> **Data section**:

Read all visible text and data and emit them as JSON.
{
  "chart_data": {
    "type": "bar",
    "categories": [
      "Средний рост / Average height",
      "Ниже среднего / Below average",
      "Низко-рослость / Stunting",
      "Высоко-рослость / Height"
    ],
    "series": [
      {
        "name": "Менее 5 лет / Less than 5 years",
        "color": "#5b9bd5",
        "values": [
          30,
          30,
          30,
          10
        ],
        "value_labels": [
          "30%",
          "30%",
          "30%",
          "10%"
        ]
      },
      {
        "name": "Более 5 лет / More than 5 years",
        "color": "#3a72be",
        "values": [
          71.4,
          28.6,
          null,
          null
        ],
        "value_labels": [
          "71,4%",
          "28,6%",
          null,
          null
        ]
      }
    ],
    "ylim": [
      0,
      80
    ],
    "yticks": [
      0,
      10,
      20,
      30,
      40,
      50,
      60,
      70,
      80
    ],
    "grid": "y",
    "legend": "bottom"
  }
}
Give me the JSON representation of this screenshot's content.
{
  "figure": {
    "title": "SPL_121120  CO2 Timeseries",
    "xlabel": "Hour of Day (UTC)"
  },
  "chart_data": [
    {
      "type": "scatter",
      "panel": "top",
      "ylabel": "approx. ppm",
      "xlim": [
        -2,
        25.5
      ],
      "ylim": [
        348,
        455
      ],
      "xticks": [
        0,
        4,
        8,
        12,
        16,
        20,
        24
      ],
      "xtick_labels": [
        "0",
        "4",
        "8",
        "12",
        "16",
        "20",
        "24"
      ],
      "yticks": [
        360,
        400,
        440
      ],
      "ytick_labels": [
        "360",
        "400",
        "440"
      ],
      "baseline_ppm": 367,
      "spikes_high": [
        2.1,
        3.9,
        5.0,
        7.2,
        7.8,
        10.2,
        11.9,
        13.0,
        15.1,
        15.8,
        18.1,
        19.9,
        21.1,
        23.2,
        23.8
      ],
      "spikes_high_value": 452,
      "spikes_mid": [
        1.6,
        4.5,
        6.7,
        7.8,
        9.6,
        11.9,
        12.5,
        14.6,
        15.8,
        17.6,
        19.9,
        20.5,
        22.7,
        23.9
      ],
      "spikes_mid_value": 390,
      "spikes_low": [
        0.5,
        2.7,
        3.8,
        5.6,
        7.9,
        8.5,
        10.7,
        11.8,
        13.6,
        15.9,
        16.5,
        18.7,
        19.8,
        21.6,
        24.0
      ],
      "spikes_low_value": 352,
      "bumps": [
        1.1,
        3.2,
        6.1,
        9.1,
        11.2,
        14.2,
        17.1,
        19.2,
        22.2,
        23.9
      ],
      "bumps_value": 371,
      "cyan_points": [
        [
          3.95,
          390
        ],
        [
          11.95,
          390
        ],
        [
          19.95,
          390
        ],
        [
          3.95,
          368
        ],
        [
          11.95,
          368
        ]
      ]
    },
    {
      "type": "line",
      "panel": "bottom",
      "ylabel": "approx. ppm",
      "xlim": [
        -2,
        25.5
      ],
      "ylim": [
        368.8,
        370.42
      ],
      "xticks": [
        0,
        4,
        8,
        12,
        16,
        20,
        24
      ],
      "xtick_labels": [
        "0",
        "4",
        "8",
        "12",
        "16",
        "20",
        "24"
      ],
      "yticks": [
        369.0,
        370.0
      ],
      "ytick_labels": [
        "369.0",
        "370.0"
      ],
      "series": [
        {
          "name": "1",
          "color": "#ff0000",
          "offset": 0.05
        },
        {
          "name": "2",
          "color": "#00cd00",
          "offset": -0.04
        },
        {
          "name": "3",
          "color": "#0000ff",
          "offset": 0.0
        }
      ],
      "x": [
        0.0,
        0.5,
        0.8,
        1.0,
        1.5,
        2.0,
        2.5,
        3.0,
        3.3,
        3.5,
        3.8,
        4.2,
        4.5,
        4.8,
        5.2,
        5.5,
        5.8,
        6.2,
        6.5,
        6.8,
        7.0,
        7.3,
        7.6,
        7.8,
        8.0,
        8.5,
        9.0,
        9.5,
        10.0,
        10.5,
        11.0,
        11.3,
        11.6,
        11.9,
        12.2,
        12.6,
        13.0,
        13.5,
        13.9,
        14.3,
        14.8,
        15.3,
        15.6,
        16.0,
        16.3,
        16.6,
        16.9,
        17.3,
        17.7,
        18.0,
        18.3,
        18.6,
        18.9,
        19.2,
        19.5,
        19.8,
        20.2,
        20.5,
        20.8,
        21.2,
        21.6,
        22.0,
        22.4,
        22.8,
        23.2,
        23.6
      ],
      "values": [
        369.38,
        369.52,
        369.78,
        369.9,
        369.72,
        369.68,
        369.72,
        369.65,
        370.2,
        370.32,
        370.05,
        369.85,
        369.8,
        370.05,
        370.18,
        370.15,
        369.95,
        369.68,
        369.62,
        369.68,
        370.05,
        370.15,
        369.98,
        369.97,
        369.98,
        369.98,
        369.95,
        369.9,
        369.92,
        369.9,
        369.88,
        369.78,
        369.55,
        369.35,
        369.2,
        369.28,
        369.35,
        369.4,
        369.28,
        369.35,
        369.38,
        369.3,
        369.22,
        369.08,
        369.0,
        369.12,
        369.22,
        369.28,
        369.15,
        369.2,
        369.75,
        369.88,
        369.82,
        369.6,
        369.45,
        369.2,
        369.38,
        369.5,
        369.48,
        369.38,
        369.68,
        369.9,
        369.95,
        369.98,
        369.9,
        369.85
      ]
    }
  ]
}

> **What the task requires**: Reproduce the material verbatim, line by line.

> **Solution to this task**:
Read all visible text and data and emit them as JSON.
{
  "chart_data": {
    "type": "bar",
    "categories": [
      "Средний рост / Average height",
      "Ниже среднего / Below average",
      "Низко-рослость / Stunting",
      "Высоко-рослость / Height"
    ],
    "series": [
      {
        "name": "Менее 5 лет / Less than 5 years",
        "color": "#5b9bd5",
        "values": [
          30,
          30,
          30,
          10
        ],
        "value_labels": [
          "30%",
          "30%",
          "30%",
          "10%"
        ]
      },
      {
        "name": "Более 5 лет / More than 5 years",
        "color": "#3a72be",
        "values": [
          71.4,
          28.6,
          null,
          null
        ],
        "value_labels": [
          "71,4%",
          "28,6%",
          null,
          null
        ]
      }
    ],
    "ylim": [
      0,
      80
    ],
    "yticks": [
      0,
      10,
      20,
      30,
      40,
      50,
      60,
      70,
      80
    ],
    "grid": "y",
    "legend": "bottom"
  }
}
Give me the JSON representation of this screenshot's content.
{
  "figure": {
    "title": "SPL_121120  CO2 Timeseries",
    "xlabel": "Hour of Day (UTC)"
  },
  "chart_data": [
    {
      "type": "scatter",
      "panel": "top",
      "ylabel": "approx. ppm",
      "xlim": [
        -2,
        25.5
      ],
      "ylim": [
        348,
        455
      ],
      "xticks": [
        0,
        4,
        8,
        12,
        16,
        20,
        24
      ],
      "xtick_labels": [
        "0",
        "4",
        "8",
        "12",
        "16",
        "20",
        "24"
      ],
      "yticks": [
        360,
        400,
        440
      ],
      "ytick_labels": [
        "360",
        "400",
        "440"
      ],
      "baseline_ppm": 367,
      "spikes_high": [
        2.1,
        3.9,
        5.0,
        7.2,
        7.8,
        10.2,
        11.9,
        13.0,
        15.1,
        15.8,
        18.1,
        19.9,
        21.1,
        23.2,
        23.8
      ],
      "spikes_high_value": 452,
      "spikes_mid": [
        1.6,
        4.5,
        6.7,
        7.8,
        9.6,
        11.9,
        12.5,
        14.6,
        15.8,
        17.6,
        19.9,
        20.5,
        22.7,
        23.9
      ],
      "spikes_mid_value": 390,
      "spikes_low": [
        0.5,
        2.7,
        3.8,
        5.6,
        7.9,
        8.5,
        10.7,
        11.8,
        13.6,
        15.9,
        16.5,
        18.7,
        19.8,
        21.6,
        24.0
      ],
      "spikes_low_value": 352,
      "bumps": [
        1.1,
        3.2,
        6.1,
        9.1,
        11.2,
        14.2,
        17.1,
        19.2,
        22.2,
        23.9
      ],
      "bumps_value": 371,
      "cyan_points": [
        [
          3.95,
          390
        ],
        [
          11.95,
          390
        ],
        [
          19.95,
          390
        ],
        [
          3.95,
          368
        ],
        [
          11.95,
          368
        ]
      ]
    },
    {
      "type": "line",
      "panel": "bottom",
      "ylabel": "approx. ppm",
      "xlim": [
        -2,
        25.5
      ],
      "ylim": [
        368.8,
        370.42
      ],
      "xticks": [
        0,
        4,
        8,
        12,
        16,
        20,
        24
      ],
      "xtick_labels": [
        "0",
        "4",
        "8",
        "12",
        "16",
        "20",
        "24"
      ],
      "yticks": [
        369.0,
        370.0
      ],
      "ytick_labels": [
        "369.0",
        "370.0"
      ],
      "series": [
        {
          "name": "1",
          "color": "#ff0000",
          "offset": 0.05
        },
        {
          "name": "2",
          "color": "#00cd00",
          "offset": -0.04
        },
        {
          "name": "3",
          "color": "#0000ff",
          "offset": 0.0
        }
      ],
      "x": [
        0.0,
        0.5,
        0.8,
        1.0,
        1.5,
        2.0,
        2.5,
        3.0,
        3.3,
        3.5,
        3.8,
        4.2,
        4.5,
        4.8,
        5.2,
        5.5,
        5.8,
        6.2,
        6.5,
        6.8,
        7.0,
        7.3,
        7.6,
        7.8,
        8.0,
        8.5,
        9.0,
        9.5,
        10.0,
        10.5,
        11.0,
        11.3,
        11.6,
        11.9,
        12.2,
        12.6,
        13.0,
        13.5,
        13.9,
        14.3,
        14.8,
        15.3,
        15.6,
        16.0,
        16.3,
        16.6,
        16.9,
        17.3,
        17.7,
        18.0,
        18.3,
        18.6,
        18.9,
        19.2,
        19.5,
        19.8,
        20.2,
        20.5,
        20.8,
        21.2,
        21.6,
        22.0,
        22.4,
        22.8,
        23.2,
        23.6
      ],
      "values": [
        369.38,
        369.52,
        369.78,
        369.9,
        369.72,
        369.68,
        369.72,
        369.65,
        370.2,
        370.32,
        370.05,
        369.85,
        369.8,
        370.05,
        370.18,
        370.15,
        369.95,
        369.68,
        369.62,
        369.68,
        370.05,
        370.15,
        369.98,
        369.97,
        369.98,
        369.98,
        369.95,
        369.9,
        369.92,
        369.9,
        369.88,
        369.78,
        369.55,
        369.35,
        369.2,
        369.28,
        369.35,
        369.4,
        369.28,
        369.35,
        369.38,
        369.3,
        369.22,
        369.08,
        369.0,
        369.12,
        369.22,
        369.28,
        369.15,
        369.2,
        369.75,
        369.88,
        369.82,
        369.6,
        369.45,
        369.2,
        369.38,
        369.5,
        369.48,
        369.38,
        369.68,
        369.9,
        369.95,
        369.98,
        369.9,
        369.85
      ]
    }
  ]
}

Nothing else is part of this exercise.